▶ Do this
Find the string "JSON" and gather every line that holds it.

Records from a collection of figures
-- begin --

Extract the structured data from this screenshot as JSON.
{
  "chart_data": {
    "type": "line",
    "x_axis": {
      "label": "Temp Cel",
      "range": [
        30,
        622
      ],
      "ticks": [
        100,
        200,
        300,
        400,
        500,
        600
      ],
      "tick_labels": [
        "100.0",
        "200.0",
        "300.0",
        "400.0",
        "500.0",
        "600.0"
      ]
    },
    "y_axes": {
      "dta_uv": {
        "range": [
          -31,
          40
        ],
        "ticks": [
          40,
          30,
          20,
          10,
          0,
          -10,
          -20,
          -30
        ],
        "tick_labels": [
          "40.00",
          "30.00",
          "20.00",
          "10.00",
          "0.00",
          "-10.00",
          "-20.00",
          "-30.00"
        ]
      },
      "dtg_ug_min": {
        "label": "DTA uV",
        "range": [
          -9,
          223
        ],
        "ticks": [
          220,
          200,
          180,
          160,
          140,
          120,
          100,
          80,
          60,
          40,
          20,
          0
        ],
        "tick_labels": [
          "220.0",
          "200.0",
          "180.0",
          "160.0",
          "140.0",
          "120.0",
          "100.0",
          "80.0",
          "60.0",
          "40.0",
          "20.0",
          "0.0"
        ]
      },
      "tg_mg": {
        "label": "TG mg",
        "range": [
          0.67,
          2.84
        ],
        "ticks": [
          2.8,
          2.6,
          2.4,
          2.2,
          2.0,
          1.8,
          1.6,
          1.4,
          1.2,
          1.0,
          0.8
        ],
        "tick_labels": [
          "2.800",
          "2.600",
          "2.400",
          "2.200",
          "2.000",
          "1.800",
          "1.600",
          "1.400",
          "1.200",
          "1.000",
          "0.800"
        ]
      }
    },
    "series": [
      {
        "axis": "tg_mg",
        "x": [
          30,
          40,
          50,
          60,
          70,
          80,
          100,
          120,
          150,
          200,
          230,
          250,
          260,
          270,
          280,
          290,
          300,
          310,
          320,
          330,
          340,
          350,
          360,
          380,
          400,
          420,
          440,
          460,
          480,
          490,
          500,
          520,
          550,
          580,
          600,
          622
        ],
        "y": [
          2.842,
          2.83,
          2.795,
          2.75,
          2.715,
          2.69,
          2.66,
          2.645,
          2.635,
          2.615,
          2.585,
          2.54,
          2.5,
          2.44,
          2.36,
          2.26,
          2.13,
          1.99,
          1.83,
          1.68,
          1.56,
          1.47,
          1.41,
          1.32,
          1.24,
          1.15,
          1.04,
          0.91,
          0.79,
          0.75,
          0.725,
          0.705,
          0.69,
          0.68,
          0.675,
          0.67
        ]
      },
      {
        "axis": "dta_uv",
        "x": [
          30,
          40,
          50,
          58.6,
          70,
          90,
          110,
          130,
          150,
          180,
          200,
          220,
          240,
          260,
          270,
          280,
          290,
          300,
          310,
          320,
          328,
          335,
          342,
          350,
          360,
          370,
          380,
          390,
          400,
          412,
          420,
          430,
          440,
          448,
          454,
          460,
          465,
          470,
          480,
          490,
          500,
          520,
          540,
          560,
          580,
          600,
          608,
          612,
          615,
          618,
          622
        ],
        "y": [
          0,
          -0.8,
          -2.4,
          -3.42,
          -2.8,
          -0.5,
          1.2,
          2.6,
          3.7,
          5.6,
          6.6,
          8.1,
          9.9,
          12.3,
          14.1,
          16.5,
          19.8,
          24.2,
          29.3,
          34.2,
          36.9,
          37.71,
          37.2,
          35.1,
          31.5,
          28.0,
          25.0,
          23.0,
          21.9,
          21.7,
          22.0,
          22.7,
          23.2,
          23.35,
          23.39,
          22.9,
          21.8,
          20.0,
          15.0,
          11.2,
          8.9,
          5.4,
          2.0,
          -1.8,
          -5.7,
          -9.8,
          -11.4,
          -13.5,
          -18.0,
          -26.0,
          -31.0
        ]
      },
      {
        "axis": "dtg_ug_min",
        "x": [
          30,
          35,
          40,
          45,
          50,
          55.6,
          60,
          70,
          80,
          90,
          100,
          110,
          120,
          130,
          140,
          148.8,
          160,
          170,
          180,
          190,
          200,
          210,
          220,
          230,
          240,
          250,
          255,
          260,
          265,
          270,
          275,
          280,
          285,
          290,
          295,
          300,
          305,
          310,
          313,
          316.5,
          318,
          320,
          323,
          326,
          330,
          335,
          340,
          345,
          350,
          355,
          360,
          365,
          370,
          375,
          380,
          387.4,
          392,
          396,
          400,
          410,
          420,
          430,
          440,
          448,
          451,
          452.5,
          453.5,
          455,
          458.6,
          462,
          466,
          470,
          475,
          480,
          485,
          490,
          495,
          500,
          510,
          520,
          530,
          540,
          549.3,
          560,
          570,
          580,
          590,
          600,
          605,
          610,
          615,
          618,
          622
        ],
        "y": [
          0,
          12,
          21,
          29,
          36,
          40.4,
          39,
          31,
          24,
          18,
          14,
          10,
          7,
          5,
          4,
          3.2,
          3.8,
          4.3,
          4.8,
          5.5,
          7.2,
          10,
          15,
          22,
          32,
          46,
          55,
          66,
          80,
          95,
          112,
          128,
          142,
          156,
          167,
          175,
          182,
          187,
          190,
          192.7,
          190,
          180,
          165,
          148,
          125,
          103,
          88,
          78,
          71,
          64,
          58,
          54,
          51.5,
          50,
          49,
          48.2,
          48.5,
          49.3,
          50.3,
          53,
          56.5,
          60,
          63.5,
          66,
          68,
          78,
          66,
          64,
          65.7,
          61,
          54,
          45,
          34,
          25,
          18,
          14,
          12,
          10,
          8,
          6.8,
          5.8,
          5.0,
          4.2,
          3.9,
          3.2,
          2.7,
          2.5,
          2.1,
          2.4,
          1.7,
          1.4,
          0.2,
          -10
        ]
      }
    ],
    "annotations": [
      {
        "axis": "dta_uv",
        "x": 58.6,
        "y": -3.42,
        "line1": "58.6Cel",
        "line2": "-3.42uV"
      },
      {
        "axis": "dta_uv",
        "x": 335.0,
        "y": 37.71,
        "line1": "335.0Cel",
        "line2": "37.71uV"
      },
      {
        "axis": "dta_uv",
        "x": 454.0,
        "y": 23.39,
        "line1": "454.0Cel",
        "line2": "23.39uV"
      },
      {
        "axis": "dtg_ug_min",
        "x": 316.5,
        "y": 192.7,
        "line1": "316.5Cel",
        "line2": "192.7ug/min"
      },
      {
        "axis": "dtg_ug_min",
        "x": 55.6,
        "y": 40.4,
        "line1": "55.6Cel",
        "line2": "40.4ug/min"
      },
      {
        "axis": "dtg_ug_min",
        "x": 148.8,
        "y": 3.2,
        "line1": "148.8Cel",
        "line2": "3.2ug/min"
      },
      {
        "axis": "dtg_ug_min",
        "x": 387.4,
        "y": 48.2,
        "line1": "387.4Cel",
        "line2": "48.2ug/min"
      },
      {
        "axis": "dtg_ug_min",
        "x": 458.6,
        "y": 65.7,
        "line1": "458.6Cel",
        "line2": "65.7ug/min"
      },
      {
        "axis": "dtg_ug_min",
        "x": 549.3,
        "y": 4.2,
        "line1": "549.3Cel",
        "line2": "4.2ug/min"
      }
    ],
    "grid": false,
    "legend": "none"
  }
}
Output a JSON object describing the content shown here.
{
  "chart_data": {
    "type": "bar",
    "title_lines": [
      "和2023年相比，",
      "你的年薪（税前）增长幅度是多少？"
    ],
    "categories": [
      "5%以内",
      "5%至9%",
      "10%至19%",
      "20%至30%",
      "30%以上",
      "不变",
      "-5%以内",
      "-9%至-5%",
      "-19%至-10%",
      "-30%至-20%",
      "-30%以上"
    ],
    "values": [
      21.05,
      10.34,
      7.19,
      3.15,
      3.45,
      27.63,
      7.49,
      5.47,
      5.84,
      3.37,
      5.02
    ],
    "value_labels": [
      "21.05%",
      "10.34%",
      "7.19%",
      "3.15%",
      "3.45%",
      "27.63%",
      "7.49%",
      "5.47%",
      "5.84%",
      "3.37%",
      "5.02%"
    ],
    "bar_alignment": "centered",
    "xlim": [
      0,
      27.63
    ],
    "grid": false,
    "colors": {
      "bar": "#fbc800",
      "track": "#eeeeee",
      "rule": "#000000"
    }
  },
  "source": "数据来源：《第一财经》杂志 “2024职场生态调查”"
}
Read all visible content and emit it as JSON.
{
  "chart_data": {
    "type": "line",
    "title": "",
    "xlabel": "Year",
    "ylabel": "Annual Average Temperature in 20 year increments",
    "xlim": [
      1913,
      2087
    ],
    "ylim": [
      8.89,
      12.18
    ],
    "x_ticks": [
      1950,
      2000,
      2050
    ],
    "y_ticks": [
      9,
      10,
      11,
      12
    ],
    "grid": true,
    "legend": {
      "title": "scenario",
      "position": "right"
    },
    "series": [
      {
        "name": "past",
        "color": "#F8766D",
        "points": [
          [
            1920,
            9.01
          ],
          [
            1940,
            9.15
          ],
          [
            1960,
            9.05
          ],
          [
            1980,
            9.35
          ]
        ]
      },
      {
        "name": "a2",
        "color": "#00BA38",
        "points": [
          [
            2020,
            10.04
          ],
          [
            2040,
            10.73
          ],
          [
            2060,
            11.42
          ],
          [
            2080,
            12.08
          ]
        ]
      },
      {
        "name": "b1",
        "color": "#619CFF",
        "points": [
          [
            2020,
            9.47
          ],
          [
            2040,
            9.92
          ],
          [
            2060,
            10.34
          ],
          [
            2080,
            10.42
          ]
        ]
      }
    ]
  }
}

-- end --

▶ Correct result
Extract the structured data from this screenshot as JSON.
Output a JSON object describing the content shown here.
Read all visible content and emit it as JSON.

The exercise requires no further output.